Items listed in a dataset:
--- Begin ---

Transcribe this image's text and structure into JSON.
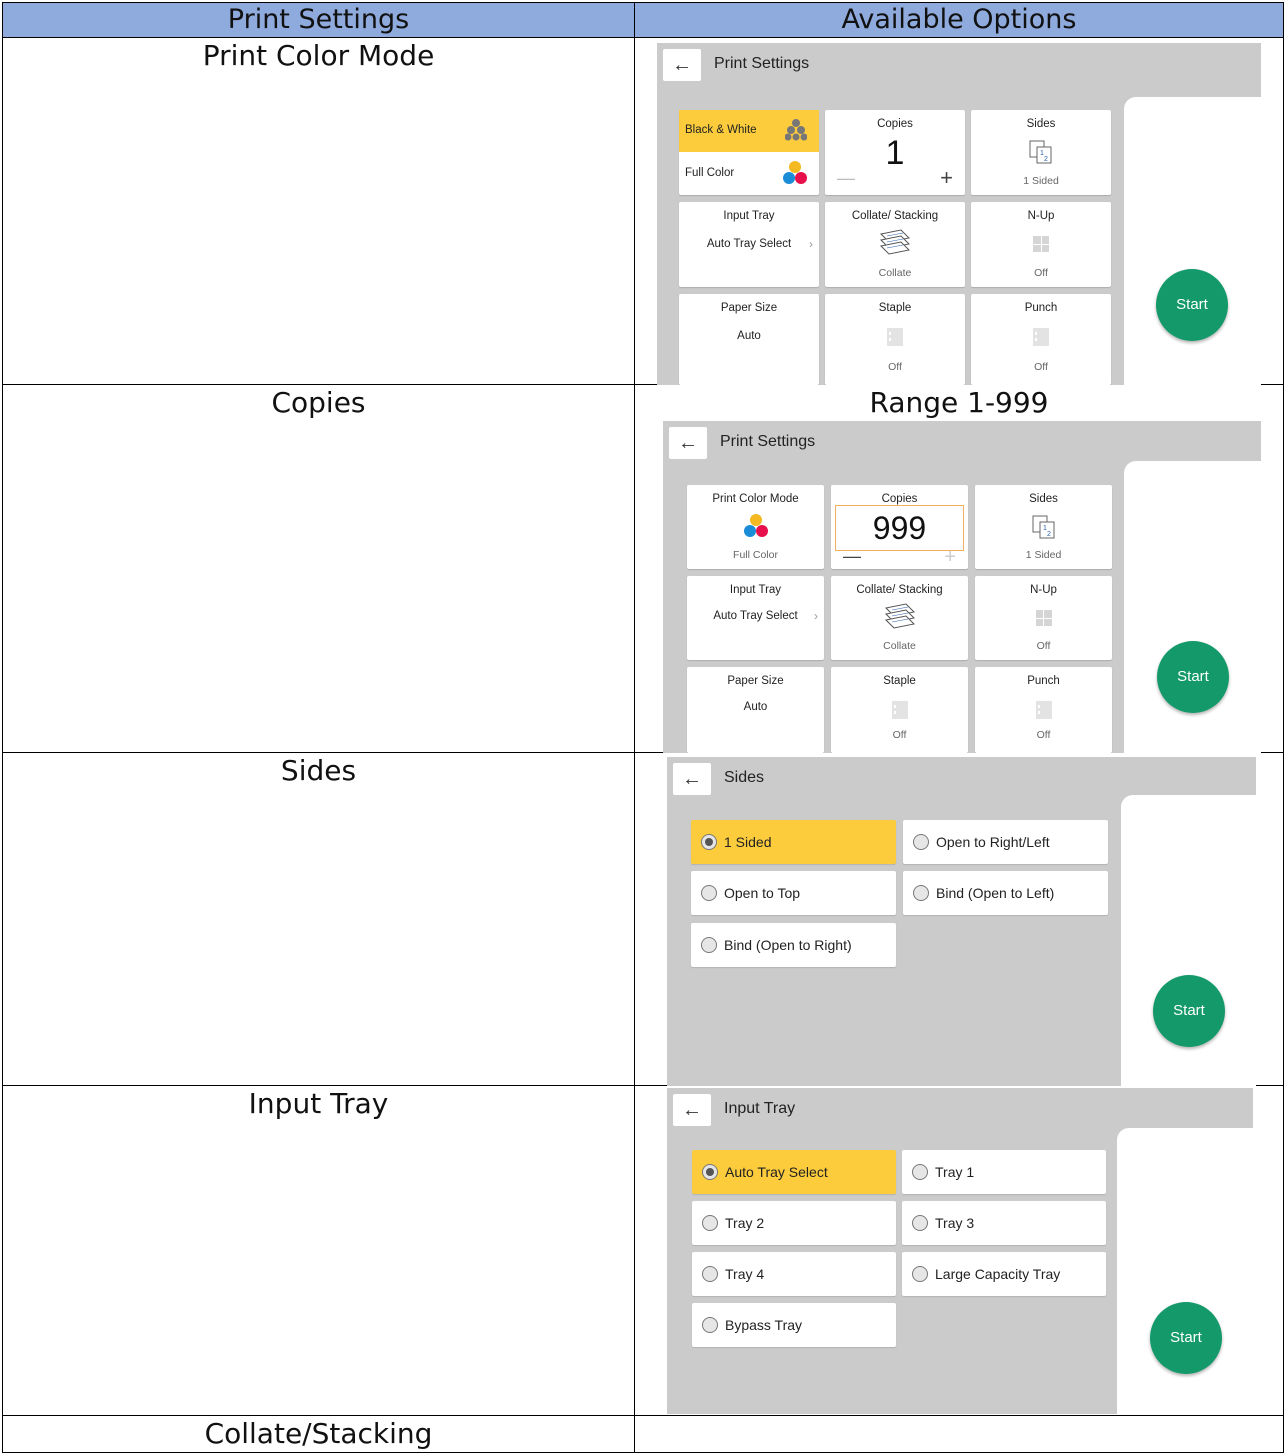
{
  "table": {
    "headers": [
      "Print Settings",
      "Available Options"
    ],
    "rows": [
      {
        "label": "Print Color Mode",
        "note": ""
      },
      {
        "label": "Copies",
        "note": "Range 1-999"
      },
      {
        "label": "Sides",
        "note": ""
      },
      {
        "label": "Input Tray",
        "note": ""
      },
      {
        "label": "Collate/Stacking",
        "note": ""
      }
    ]
  },
  "panel1": {
    "title": "Print Settings",
    "color_options": [
      "Black & White",
      "Full Color"
    ],
    "copies_label": "Copies",
    "copies_value": "1",
    "sides_label": "Sides",
    "sides_value": "1 Sided",
    "input_tray_label": "Input Tray",
    "input_tray_value": "Auto Tray Select",
    "collate_label": "Collate/ Stacking",
    "collate_value": "Collate",
    "nup_label": "N-Up",
    "nup_value": "Off",
    "paper_label": "Paper Size",
    "paper_value": "Auto",
    "staple_label": "Staple",
    "staple_value": "Off",
    "punch_label": "Punch",
    "punch_value": "Off",
    "start": "Start"
  },
  "panel2": {
    "title": "Print Settings",
    "color_label": "Print Color Mode",
    "color_value": "Full Color",
    "copies_label": "Copies",
    "copies_value": "999",
    "sides_label": "Sides",
    "sides_value": "1 Sided",
    "input_tray_label": "Input Tray",
    "input_tray_value": "Auto Tray Select",
    "collate_label": "Collate/ Stacking",
    "collate_value": "Collate",
    "nup_label": "N-Up",
    "nup_value": "Off",
    "paper_label": "Paper Size",
    "paper_value": "Auto",
    "staple_label": "Staple",
    "staple_value": "Off",
    "punch_label": "Punch",
    "punch_value": "Off",
    "start": "Start"
  },
  "panel3": {
    "title": "Sides",
    "options": [
      "1 Sided",
      "Open to Right/Left",
      "Open to Top",
      "Bind (Open to Left)",
      "Bind (Open to Right)"
    ],
    "selected": "1 Sided",
    "start": "Start"
  },
  "panel4": {
    "title": "Input Tray",
    "options": [
      "Auto Tray Select",
      "Tray 1",
      "Tray 2",
      "Tray 3",
      "Tray 4",
      "Large Capacity Tray",
      "Bypass Tray"
    ],
    "selected": "Auto Tray Select",
    "start": "Start"
  },
  "colors": {
    "header_bg": "#8faadc",
    "panel_bg": "#cbcbcb",
    "selected": "#fccc3c",
    "start": "#149a6a"
  }
}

--- End ---

Pictures in the records should not appear in your copy, but everything else must be transcribed exactly.

## Written solution
Transcribe this image's text and structure into JSON.
{
  "table": {
    "headers": [
      "Print Settings",
      "Available Options"
    ],
    "rows": [
      {
        "label": "Print Color Mode",
        "note": ""
      },
      {
        "label": "Copies",
        "note": "Range 1-999"
      },
      {
        "label": "Sides",
        "note": ""
      },
      {
        "label": "Input Tray",
        "note": ""
      },
      {
        "label": "Collate/Stacking",
        "note": ""
      }
    ]
  },
  "panel1": {
    "title": "Print Settings",
    "color_options": [
      "Black & White",
      "Full Color"
    ],
    "copies_label": "Copies",
    "copies_value": "1",
    "sides_label": "Sides",
    "sides_value": "1 Sided",
    "input_tray_label": "Input Tray",
    "input_tray_value": "Auto Tray Select",
    "collate_label": "Collate/ Stacking",
    "collate_value": "Collate",
    "nup_label": "N-Up",
    "nup_value": "Off",
    "paper_label": "Paper Size",
    "paper_value": "Auto",
    "staple_label": "Staple",
    "staple_value": "Off",
    "punch_label": "Punch",
    "punch_value": "Off",
    "start": "Start"
  },
  "panel2": {
    "title": "Print Settings",
    "color_label": "Print Color Mode",
    "color_value": "Full Color",
    "copies_label": "Copies",
    "copies_value": "999",
    "sides_label": "Sides",
    "sides_value": "1 Sided",
    "input_tray_label": "Input Tray",
    "input_tray_value": "Auto Tray Select",
    "collate_label": "Collate/ Stacking",
    "collate_value": "Collate",
    "nup_label": "N-Up",
    "nup_value": "Off",
    "paper_label": "Paper Size",
    "paper_value": "Auto",
    "staple_label": "Staple",
    "staple_value": "Off",
    "punch_label": "Punch",
    "punch_value": "Off",
    "start": "Start"
  },
  "panel3": {
    "title": "Sides",
    "options": [
      "1 Sided",
      "Open to Right/Left",
      "Open to Top",
      "Bind (Open to Left)",
      "Bind (Open to Right)"
    ],
    "selected": "1 Sided",
    "start": "Start"
  },
  "panel4": {
    "title": "Input Tray",
    "options": [
      "Auto Tray Select",
      "Tray 1",
      "Tray 2",
      "Tray 3",
      "Tray 4",
      "Large Capacity Tray",
      "Bypass Tray"
    ],
    "selected": "Auto Tray Select",
    "start": "Start"
  },
  "colors": {
    "header_bg": "#8faadc",
    "panel_bg": "#cbcbcb",
    "selected": "#fccc3c",
    "start": "#149a6a"
  }
}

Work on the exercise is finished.